### What is asked
Return each entry exactly, omitting nothing.

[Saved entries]
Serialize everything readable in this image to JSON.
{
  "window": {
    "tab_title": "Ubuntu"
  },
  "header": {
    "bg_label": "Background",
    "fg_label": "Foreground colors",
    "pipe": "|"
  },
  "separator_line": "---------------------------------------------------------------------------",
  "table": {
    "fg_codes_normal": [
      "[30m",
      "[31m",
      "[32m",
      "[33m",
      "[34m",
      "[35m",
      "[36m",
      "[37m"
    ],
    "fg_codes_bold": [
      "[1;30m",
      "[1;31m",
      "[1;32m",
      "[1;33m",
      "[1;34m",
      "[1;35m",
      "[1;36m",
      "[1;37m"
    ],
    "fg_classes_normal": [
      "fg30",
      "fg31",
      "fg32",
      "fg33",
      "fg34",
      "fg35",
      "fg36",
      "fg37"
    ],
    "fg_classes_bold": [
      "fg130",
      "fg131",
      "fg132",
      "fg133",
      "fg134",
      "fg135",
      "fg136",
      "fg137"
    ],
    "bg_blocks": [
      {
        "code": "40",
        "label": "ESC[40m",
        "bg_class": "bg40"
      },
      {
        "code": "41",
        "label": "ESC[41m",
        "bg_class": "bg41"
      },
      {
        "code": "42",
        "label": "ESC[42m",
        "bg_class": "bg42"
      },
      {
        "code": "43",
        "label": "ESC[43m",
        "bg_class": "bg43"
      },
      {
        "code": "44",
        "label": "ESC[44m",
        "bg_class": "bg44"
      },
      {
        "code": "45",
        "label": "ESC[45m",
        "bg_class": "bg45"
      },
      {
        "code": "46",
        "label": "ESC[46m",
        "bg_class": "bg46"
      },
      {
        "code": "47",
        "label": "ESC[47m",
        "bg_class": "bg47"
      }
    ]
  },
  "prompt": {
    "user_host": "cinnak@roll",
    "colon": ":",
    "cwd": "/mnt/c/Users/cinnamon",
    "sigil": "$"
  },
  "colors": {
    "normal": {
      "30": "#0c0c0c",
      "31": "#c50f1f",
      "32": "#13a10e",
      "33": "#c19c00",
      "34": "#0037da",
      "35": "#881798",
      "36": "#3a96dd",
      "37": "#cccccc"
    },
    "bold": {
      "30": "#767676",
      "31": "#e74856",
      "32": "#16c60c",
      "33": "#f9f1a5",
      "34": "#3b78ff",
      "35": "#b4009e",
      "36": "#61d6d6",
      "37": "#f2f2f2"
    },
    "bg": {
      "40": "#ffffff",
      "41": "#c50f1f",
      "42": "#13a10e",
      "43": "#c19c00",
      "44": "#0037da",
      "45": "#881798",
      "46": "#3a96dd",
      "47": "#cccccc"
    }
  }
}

### Response
Serialize everything readable in this image to JSON.
{
  "window": {
    "tab_title": "Ubuntu"
  },
  "header": {
    "bg_label": "Background",
    "fg_label": "Foreground colors",
    "pipe": "|"
  },
  "separator_line": "---------------------------------------------------------------------------",
  "table": {
    "fg_codes_normal": [
      "[30m",
      "[31m",
      "[32m",
      "[33m",
      "[34m",
      "[35m",
      "[36m",
      "[37m"
    ],
    "fg_codes_bold": [
      "[1;30m",
      "[1;31m",
      "[1;32m",
      "[1;33m",
      "[1;34m",
      "[1;35m",
      "[1;36m",
      "[1;37m"
    ],
    "fg_classes_normal": [
      "fg30",
      "fg31",
      "fg32",
      "fg33",
      "fg34",
      "fg35",
      "fg36",
      "fg37"
    ],
    "fg_classes_bold": [
      "fg130",
      "fg131",
      "fg132",
      "fg133",
      "fg134",
      "fg135",
      "fg136",
      "fg137"
    ],
    "bg_blocks": [
      {
        "code": "40",
        "label": "ESC[40m",
        "bg_class": "bg40"
      },
      {
        "code": "41",
        "label": "ESC[41m",
        "bg_class": "bg41"
      },
      {
        "code": "42",
        "label": "ESC[42m",
        "bg_class": "bg42"
      },
      {
        "code": "43",
        "label": "ESC[43m",
        "bg_class": "bg43"
      },
      {
        "code": "44",
        "label": "ESC[44m",
        "bg_class": "bg44"
      },
      {
        "code": "45",
        "label": "ESC[45m",
        "bg_class": "bg45"
      },
      {
        "code": "46",
        "label": "ESC[46m",
        "bg_class": "bg46"
      },
      {
        "code": "47",
        "label": "ESC[47m",
        "bg_class": "bg47"
      }
    ]
  },
  "prompt": {
    "user_host": "cinnak@roll",
    "colon": ":",
    "cwd": "/mnt/c/Users/cinnamon",
    "sigil": "$"
  },
  "colors": {
    "normal": {
      "30": "#0c0c0c",
      "31": "#c50f1f",
      "32": "#13a10e",
      "33": "#c19c00",
      "34": "#0037da",
      "35": "#881798",
      "36": "#3a96dd",
      "37": "#cccccc"
    },
    "bold": {
      "30": "#767676",
      "31": "#e74856",
      "32": "#16c60c",
      "33": "#f9f1a5",
      "34": "#3b78ff",
      "35": "#b4009e",
      "36": "#61d6d6",
      "37": "#f2f2f2"
    },
    "bg": {
      "40": "#ffffff",
      "41": "#c50f1f",
      "42": "#13a10e",
      "43": "#c19c00",
      "44": "#0037da",
      "45": "#881798",
      "46": "#3a96dd",
      "47": "#cccccc"
    }
  }
}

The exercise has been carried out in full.